Work to do -> Each line containing the word "this" should be found and copied.

Available records ->
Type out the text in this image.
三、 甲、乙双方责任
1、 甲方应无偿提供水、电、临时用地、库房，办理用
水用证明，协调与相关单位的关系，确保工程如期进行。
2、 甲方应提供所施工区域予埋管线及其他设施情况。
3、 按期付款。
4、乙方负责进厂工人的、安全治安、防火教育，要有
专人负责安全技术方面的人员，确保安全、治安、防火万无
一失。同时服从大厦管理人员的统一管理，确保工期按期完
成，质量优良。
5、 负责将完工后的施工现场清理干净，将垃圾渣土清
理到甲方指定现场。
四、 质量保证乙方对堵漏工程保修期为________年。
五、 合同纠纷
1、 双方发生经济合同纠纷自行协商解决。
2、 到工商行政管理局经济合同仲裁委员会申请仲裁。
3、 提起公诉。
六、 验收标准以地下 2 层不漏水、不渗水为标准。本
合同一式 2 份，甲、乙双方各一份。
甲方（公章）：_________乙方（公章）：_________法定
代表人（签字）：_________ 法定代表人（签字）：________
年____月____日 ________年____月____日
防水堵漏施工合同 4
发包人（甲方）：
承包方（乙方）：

...

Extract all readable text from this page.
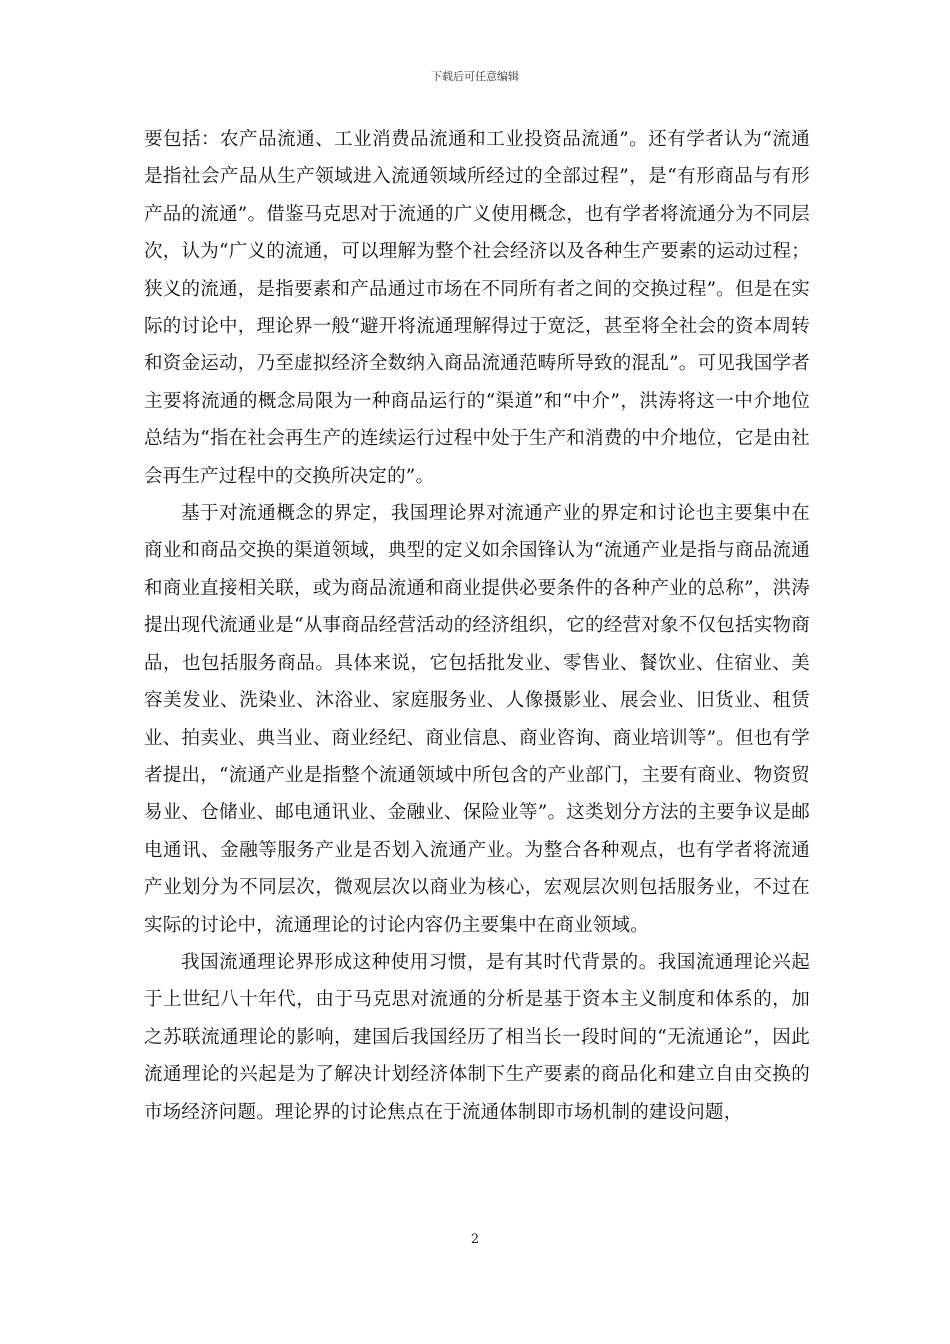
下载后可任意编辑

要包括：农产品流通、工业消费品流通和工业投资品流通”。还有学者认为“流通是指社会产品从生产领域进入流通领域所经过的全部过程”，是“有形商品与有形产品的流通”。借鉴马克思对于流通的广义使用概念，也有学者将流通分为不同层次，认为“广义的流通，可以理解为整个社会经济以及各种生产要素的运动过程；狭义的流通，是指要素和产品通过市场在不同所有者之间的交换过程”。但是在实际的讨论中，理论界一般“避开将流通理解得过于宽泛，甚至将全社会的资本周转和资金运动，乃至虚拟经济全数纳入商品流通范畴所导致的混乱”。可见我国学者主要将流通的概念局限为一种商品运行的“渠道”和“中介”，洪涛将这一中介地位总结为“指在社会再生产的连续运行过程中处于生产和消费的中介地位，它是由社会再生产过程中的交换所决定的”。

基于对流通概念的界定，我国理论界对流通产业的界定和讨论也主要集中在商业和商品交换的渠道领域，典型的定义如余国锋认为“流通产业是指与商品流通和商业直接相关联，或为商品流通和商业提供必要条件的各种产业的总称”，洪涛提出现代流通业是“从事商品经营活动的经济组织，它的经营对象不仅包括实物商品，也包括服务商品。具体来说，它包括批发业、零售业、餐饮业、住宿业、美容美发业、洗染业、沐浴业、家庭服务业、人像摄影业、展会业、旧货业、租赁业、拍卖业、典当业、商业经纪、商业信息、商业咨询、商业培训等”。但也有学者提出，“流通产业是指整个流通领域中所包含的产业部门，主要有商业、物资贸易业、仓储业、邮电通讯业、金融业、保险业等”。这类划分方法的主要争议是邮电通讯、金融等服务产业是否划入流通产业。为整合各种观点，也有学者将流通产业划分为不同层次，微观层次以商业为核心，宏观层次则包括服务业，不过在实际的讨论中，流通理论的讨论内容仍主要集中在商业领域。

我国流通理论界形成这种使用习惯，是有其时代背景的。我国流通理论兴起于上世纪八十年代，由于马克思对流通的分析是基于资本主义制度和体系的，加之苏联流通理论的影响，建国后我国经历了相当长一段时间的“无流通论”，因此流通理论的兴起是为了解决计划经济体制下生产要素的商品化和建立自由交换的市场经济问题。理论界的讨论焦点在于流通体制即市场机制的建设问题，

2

Output of the task ->
Type out the text in this image.
Extract all readable text from this page.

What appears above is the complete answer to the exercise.